» Set problem: Scan the material for the word "Windows", and copy each line where it shows up.

_ _ _ _

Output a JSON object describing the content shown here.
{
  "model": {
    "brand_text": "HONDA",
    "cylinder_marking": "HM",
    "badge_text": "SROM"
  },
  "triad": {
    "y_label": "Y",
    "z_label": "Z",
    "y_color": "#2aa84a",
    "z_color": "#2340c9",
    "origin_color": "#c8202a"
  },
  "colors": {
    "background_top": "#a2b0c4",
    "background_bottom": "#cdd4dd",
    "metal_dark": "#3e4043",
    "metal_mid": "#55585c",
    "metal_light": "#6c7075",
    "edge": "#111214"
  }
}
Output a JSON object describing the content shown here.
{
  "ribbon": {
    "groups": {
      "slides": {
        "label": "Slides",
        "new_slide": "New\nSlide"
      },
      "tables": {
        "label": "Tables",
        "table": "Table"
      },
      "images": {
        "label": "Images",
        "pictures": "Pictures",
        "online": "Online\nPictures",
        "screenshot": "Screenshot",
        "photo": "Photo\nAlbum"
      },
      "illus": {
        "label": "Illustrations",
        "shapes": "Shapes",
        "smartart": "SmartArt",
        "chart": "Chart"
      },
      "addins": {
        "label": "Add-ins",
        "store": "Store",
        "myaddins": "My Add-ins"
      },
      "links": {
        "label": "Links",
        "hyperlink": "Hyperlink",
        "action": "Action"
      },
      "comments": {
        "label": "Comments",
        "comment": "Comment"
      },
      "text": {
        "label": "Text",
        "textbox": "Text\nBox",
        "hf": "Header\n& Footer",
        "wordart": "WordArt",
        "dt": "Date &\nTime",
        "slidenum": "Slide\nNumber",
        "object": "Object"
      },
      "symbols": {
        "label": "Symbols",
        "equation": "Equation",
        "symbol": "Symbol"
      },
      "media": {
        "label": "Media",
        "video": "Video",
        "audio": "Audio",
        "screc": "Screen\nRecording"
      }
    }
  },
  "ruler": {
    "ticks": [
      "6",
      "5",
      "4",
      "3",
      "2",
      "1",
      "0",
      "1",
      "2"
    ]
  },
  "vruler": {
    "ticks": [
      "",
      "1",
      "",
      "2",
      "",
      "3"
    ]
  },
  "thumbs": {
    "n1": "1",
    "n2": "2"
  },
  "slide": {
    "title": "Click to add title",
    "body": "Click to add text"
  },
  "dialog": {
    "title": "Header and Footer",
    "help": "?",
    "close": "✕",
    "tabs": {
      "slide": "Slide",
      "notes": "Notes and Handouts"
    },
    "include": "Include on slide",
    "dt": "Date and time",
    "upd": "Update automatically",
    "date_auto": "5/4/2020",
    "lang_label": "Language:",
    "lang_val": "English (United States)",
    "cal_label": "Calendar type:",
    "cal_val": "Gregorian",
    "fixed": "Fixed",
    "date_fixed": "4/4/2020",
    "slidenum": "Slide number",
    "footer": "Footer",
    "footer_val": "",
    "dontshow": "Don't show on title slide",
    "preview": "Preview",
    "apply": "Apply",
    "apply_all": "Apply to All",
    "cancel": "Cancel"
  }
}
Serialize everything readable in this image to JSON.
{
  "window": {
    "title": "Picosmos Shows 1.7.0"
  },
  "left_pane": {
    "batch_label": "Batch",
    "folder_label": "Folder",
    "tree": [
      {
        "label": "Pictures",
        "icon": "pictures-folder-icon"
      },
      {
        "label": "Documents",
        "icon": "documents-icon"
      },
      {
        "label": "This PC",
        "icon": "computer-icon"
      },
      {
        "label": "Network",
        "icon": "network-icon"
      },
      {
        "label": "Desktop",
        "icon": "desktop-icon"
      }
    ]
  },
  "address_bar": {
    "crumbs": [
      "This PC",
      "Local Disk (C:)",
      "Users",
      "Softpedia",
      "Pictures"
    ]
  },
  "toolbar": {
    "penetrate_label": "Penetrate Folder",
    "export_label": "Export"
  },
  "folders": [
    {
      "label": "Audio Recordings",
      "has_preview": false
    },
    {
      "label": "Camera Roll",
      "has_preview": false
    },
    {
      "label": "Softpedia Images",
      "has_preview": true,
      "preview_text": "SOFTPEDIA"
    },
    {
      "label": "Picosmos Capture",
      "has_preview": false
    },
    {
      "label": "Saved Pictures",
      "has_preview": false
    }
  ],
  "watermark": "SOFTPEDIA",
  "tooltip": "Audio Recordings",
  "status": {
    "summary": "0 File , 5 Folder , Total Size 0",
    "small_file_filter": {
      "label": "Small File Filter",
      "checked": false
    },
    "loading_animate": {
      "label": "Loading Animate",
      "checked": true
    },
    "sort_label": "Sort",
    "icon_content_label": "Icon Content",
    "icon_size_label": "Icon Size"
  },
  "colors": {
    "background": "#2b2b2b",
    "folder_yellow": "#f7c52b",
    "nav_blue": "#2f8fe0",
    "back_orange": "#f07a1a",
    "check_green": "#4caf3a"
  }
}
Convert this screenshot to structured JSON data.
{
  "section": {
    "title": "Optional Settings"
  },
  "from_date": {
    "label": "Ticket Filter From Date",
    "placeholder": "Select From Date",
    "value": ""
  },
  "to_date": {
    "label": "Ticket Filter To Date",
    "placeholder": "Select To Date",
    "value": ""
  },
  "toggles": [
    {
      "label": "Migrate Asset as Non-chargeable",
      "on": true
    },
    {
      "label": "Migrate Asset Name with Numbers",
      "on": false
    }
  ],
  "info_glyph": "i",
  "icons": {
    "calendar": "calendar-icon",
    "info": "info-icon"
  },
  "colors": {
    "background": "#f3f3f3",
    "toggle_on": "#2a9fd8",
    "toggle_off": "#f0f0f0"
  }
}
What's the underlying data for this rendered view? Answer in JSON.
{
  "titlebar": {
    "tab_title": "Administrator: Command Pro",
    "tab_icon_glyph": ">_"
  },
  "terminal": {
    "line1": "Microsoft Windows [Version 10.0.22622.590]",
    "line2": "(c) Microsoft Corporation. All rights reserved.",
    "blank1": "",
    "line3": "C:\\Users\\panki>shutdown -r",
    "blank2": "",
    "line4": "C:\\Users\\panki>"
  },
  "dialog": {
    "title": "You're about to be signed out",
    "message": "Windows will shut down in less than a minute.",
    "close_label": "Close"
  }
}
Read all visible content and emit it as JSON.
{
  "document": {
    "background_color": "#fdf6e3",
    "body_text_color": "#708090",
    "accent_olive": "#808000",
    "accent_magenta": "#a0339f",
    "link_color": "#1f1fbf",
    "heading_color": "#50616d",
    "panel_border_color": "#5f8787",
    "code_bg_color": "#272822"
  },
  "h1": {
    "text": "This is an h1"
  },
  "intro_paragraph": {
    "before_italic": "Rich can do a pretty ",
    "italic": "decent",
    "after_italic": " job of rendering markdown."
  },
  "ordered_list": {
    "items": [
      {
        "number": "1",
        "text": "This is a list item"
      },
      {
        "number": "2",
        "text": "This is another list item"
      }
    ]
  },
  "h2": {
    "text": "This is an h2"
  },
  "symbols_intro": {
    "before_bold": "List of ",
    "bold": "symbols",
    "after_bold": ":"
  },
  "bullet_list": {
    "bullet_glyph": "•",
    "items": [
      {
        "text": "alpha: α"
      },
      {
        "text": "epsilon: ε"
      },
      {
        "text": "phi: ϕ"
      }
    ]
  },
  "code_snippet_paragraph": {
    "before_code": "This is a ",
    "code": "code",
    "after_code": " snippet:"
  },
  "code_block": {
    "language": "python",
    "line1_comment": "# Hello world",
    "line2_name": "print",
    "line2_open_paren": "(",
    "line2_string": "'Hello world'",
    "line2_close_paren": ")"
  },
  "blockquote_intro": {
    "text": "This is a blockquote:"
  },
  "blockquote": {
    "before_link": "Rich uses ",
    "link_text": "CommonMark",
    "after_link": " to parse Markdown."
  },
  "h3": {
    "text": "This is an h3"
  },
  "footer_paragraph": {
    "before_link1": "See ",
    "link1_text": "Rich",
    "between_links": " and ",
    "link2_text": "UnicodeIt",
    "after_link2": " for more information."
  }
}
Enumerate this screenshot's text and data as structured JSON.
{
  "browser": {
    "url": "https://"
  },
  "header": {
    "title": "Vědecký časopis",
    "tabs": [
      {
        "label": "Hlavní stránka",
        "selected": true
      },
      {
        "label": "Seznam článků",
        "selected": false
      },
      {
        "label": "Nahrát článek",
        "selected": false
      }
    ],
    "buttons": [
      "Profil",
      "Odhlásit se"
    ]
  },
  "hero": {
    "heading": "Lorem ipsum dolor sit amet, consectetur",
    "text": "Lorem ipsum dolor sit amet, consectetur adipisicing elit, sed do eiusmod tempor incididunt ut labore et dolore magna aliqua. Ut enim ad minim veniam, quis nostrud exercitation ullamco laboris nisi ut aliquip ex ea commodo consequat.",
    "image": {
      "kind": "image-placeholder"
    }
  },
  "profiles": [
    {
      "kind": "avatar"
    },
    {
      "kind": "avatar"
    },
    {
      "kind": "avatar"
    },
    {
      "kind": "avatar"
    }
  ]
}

_ _ _ _

» Task solution:
    "line1": "Microsoft Windows [Version 10.0.22622.590]",
    "message": "Windows will shut down in less than a minute.",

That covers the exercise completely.